++++ Records for this exercise ++++

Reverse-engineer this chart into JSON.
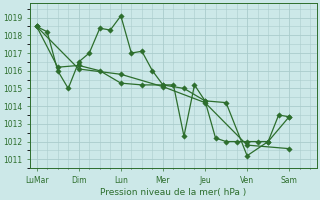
{
  "background_color": "#cce8e8",
  "grid_color": "#aacccc",
  "line_color": "#2d6e2d",
  "marker_color": "#2d6e2d",
  "xlabel": "Pression niveau de la mer( hPa )",
  "ylim": [
    1010.5,
    1019.8
  ],
  "yticks": [
    1011,
    1012,
    1013,
    1014,
    1015,
    1016,
    1017,
    1018,
    1019
  ],
  "xlim": [
    -0.3,
    13.3
  ],
  "x_major_ticks": [
    0,
    2,
    4,
    6,
    8,
    10,
    12
  ],
  "x_major_labels": [
    "LuMar",
    "Dim",
    "Lun",
    "Mer",
    "Jeu",
    "Ven",
    "Sam"
  ],
  "s1_x": [
    0,
    0.5,
    1,
    1.5,
    2,
    2.5,
    3,
    3.5,
    4,
    4.5,
    5,
    5.5,
    6,
    6.5,
    7,
    7.5,
    8,
    8.5,
    9,
    9.5,
    10,
    10.5,
    11,
    11.5,
    12
  ],
  "s1_y": [
    1018.5,
    1018.2,
    1016.0,
    1015.0,
    1016.5,
    1017.0,
    1018.4,
    1018.3,
    1019.1,
    1017.0,
    1017.1,
    1016.0,
    1015.2,
    1015.2,
    1012.3,
    1015.2,
    1014.3,
    1012.2,
    1012.0,
    1012.0,
    1012.0,
    1012.0,
    1012.0,
    1013.5,
    1013.4
  ],
  "s2_x": [
    0,
    1,
    2,
    3,
    4,
    5,
    6,
    7,
    8,
    9,
    10,
    11,
    12
  ],
  "s2_y": [
    1018.5,
    1016.2,
    1016.3,
    1016.0,
    1015.3,
    1015.2,
    1015.2,
    1015.0,
    1014.3,
    1014.2,
    1011.2,
    1012.0,
    1013.4
  ],
  "s3_x": [
    0,
    2,
    4,
    6,
    8,
    10,
    12
  ],
  "s3_y": [
    1018.5,
    1016.1,
    1015.8,
    1015.1,
    1014.2,
    1011.8,
    1011.6
  ]
}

++++

§ Task: Reproduce all of the data exactly; the pictures do not belong in the copy.

§ Complete response:
Reverse-engineer this chart into JSON.
{
  "background_color": "#cce8e8",
  "grid_color": "#aacccc",
  "line_color": "#2d6e2d",
  "marker_color": "#2d6e2d",
  "xlabel": "Pression niveau de la mer( hPa )",
  "ylim": [
    1010.5,
    1019.8
  ],
  "yticks": [
    1011,
    1012,
    1013,
    1014,
    1015,
    1016,
    1017,
    1018,
    1019
  ],
  "xlim": [
    -0.3,
    13.3
  ],
  "x_major_ticks": [
    0,
    2,
    4,
    6,
    8,
    10,
    12
  ],
  "x_major_labels": [
    "LuMar",
    "Dim",
    "Lun",
    "Mer",
    "Jeu",
    "Ven",
    "Sam"
  ],
  "s1_x": [
    0,
    0.5,
    1,
    1.5,
    2,
    2.5,
    3,
    3.5,
    4,
    4.5,
    5,
    5.5,
    6,
    6.5,
    7,
    7.5,
    8,
    8.5,
    9,
    9.5,
    10,
    10.5,
    11,
    11.5,
    12
  ],
  "s1_y": [
    1018.5,
    1018.2,
    1016.0,
    1015.0,
    1016.5,
    1017.0,
    1018.4,
    1018.3,
    1019.1,
    1017.0,
    1017.1,
    1016.0,
    1015.2,
    1015.2,
    1012.3,
    1015.2,
    1014.3,
    1012.2,
    1012.0,
    1012.0,
    1012.0,
    1012.0,
    1012.0,
    1013.5,
    1013.4
  ],
  "s2_x": [
    0,
    1,
    2,
    3,
    4,
    5,
    6,
    7,
    8,
    9,
    10,
    11,
    12
  ],
  "s2_y": [
    1018.5,
    1016.2,
    1016.3,
    1016.0,
    1015.3,
    1015.2,
    1015.2,
    1015.0,
    1014.3,
    1014.2,
    1011.2,
    1012.0,
    1013.4
  ],
  "s3_x": [
    0,
    2,
    4,
    6,
    8,
    10,
    12
  ],
  "s3_y": [
    1018.5,
    1016.1,
    1015.8,
    1015.1,
    1014.2,
    1011.8,
    1011.6
  ]
}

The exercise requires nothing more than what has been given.